Stored items from a collection

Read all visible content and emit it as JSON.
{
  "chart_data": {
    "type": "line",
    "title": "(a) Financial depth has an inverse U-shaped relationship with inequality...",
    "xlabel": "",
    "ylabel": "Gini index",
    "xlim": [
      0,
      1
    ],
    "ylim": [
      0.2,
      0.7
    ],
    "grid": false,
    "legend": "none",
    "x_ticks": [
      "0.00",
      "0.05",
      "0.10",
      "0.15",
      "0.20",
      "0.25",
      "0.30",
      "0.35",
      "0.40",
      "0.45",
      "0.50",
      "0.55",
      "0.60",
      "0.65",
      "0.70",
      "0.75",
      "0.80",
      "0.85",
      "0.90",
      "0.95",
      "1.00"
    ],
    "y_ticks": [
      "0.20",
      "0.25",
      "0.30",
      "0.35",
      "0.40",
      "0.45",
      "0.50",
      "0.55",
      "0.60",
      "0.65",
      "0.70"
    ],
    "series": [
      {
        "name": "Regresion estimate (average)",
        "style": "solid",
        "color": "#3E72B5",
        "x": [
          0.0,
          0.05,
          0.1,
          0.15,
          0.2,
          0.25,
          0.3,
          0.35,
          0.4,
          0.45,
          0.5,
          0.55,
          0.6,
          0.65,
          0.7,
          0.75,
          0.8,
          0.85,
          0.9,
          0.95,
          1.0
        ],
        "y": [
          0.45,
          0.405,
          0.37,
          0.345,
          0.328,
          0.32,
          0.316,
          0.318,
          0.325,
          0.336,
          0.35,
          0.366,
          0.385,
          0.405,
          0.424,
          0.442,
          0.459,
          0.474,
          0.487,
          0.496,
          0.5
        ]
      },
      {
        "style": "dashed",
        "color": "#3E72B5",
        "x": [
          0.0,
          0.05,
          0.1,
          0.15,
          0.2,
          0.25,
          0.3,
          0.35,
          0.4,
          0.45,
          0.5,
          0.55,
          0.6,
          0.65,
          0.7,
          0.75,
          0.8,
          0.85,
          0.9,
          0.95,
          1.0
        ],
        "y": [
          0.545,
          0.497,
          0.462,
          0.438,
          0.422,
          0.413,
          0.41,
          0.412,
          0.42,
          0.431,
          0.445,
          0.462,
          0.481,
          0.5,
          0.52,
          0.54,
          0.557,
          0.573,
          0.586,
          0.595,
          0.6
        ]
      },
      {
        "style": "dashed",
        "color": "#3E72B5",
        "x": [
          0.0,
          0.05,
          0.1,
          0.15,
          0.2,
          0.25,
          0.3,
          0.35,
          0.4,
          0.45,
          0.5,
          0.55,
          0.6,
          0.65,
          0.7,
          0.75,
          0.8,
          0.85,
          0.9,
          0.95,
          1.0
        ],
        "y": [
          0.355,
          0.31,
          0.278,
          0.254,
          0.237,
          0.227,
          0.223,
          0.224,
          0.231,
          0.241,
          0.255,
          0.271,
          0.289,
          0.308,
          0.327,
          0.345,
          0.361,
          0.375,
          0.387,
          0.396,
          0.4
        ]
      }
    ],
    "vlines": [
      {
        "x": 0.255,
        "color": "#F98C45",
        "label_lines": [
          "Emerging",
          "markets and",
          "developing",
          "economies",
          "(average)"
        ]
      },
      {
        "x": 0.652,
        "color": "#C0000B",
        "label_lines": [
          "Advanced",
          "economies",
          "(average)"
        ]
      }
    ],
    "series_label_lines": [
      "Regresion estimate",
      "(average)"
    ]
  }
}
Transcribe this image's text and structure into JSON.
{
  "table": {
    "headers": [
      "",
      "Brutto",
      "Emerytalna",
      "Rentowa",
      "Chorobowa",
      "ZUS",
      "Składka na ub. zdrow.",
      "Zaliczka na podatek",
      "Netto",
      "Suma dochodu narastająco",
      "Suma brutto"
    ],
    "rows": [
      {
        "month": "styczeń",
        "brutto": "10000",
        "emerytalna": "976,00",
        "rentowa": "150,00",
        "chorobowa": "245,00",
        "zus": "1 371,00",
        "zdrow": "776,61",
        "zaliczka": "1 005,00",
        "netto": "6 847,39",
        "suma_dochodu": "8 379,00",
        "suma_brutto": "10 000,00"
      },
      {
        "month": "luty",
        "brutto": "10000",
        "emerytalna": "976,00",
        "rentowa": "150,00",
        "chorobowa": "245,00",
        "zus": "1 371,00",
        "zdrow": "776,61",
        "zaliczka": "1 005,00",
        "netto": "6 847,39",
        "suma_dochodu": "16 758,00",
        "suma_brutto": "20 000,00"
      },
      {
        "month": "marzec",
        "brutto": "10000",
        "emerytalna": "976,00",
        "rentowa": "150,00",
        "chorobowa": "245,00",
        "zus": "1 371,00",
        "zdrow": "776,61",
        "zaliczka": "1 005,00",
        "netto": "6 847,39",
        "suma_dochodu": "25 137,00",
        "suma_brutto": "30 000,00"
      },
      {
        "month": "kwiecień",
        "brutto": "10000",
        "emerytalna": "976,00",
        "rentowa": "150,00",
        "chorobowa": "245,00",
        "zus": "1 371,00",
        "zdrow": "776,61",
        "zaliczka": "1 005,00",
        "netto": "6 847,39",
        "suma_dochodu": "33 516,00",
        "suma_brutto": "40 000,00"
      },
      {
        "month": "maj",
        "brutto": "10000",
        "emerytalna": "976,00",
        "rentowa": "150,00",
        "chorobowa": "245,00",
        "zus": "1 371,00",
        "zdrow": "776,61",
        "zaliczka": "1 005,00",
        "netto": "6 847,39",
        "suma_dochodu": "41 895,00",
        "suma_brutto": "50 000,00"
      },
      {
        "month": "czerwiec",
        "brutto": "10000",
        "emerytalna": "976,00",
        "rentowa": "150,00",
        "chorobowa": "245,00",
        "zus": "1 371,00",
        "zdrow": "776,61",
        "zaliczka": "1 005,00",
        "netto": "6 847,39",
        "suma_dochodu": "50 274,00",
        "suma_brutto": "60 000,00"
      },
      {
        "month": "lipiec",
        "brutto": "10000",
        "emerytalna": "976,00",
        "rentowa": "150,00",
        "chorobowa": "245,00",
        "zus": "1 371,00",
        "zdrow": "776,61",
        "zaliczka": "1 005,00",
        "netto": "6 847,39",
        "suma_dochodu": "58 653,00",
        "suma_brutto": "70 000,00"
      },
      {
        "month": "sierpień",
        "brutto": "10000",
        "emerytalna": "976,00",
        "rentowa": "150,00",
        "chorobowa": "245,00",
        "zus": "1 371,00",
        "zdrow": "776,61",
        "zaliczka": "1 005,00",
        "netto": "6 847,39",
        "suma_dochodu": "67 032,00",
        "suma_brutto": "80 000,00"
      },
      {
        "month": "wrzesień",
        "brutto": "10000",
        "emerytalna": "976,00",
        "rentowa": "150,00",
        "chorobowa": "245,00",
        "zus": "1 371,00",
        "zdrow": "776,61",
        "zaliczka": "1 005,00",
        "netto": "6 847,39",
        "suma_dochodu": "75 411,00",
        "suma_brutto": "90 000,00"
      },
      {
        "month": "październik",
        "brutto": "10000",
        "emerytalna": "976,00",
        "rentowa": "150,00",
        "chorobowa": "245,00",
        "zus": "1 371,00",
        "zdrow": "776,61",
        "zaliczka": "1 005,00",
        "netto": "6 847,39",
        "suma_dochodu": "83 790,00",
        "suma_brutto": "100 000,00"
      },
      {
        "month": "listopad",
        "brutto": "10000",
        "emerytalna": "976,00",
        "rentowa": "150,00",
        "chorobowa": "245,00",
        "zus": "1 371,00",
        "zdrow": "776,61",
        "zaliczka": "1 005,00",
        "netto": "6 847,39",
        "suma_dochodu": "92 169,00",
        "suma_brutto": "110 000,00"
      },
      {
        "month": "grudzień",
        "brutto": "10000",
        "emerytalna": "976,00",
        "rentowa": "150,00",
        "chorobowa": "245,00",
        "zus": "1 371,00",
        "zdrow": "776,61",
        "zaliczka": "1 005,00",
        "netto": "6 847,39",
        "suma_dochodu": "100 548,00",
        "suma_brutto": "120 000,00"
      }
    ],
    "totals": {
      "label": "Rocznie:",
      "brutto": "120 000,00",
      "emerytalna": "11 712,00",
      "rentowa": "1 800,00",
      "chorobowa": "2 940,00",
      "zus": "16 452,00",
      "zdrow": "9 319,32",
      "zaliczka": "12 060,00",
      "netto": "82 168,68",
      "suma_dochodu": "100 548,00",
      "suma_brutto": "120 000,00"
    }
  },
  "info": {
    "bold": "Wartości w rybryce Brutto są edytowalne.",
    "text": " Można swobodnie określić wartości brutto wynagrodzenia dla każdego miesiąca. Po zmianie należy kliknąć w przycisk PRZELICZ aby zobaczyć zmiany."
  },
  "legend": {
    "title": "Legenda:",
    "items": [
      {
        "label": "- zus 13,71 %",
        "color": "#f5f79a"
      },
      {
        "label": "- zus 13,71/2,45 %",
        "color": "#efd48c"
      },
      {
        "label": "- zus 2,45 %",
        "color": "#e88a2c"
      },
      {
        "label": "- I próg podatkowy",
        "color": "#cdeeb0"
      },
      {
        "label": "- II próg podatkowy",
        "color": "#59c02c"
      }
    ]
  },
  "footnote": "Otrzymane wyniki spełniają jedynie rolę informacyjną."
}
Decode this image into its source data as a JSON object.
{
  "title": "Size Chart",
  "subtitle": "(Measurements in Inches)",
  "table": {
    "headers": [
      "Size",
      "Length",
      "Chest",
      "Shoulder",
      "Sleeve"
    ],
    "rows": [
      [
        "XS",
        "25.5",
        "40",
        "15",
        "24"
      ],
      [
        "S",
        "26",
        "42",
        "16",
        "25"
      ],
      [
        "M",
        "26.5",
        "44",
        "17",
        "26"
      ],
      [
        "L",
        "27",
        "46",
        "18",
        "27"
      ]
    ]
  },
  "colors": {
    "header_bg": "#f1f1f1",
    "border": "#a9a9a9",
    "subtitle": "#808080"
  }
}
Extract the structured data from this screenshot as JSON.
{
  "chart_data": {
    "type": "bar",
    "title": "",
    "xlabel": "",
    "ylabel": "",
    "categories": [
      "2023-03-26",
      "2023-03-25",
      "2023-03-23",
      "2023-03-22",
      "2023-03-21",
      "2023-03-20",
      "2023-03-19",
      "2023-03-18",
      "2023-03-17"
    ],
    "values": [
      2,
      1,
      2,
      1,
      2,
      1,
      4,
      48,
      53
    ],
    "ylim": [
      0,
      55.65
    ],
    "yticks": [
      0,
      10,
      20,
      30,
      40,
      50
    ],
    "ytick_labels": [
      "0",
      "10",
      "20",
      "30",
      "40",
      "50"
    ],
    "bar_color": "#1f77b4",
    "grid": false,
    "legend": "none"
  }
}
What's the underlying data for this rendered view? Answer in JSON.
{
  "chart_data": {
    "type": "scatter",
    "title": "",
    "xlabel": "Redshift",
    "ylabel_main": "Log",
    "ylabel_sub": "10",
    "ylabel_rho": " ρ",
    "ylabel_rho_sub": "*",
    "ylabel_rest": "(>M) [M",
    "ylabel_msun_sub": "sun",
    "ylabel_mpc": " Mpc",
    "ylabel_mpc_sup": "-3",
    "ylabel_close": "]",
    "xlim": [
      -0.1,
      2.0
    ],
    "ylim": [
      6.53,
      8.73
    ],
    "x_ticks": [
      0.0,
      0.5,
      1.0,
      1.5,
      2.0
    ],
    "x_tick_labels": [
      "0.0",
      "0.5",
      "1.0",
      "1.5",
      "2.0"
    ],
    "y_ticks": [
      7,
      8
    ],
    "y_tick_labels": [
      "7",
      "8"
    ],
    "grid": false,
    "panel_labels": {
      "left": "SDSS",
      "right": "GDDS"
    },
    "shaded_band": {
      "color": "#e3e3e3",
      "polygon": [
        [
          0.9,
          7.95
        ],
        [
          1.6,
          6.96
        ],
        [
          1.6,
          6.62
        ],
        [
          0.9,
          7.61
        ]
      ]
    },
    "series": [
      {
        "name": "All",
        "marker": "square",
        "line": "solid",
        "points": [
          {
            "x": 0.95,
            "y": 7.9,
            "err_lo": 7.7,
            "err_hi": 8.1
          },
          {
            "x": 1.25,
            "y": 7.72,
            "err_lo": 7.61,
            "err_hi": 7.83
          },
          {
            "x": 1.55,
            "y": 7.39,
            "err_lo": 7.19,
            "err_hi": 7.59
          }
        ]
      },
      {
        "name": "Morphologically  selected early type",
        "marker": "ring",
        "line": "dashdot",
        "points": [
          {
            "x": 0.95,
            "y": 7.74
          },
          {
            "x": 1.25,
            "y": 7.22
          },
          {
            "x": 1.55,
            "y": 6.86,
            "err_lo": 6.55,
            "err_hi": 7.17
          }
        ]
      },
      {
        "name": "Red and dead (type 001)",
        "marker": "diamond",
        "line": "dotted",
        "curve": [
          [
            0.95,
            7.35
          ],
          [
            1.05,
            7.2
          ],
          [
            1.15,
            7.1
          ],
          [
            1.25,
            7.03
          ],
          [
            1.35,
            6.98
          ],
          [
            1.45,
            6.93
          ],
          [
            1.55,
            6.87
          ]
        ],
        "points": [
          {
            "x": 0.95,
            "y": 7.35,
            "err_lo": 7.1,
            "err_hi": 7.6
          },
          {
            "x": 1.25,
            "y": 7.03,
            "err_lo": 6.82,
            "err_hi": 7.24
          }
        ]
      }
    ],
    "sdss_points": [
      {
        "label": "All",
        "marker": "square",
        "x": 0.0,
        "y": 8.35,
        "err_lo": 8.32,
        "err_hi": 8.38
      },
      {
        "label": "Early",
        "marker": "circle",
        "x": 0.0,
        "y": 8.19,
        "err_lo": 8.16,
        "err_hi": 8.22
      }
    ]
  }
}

What this task involves
Gather all lines of the records that include the word "type".

Exercise output
    "type": "line",
    "type": "bar",
    "type": "scatter",
        "name": "Morphologically  selected early type",
        "name": "Red and dead (type 001)",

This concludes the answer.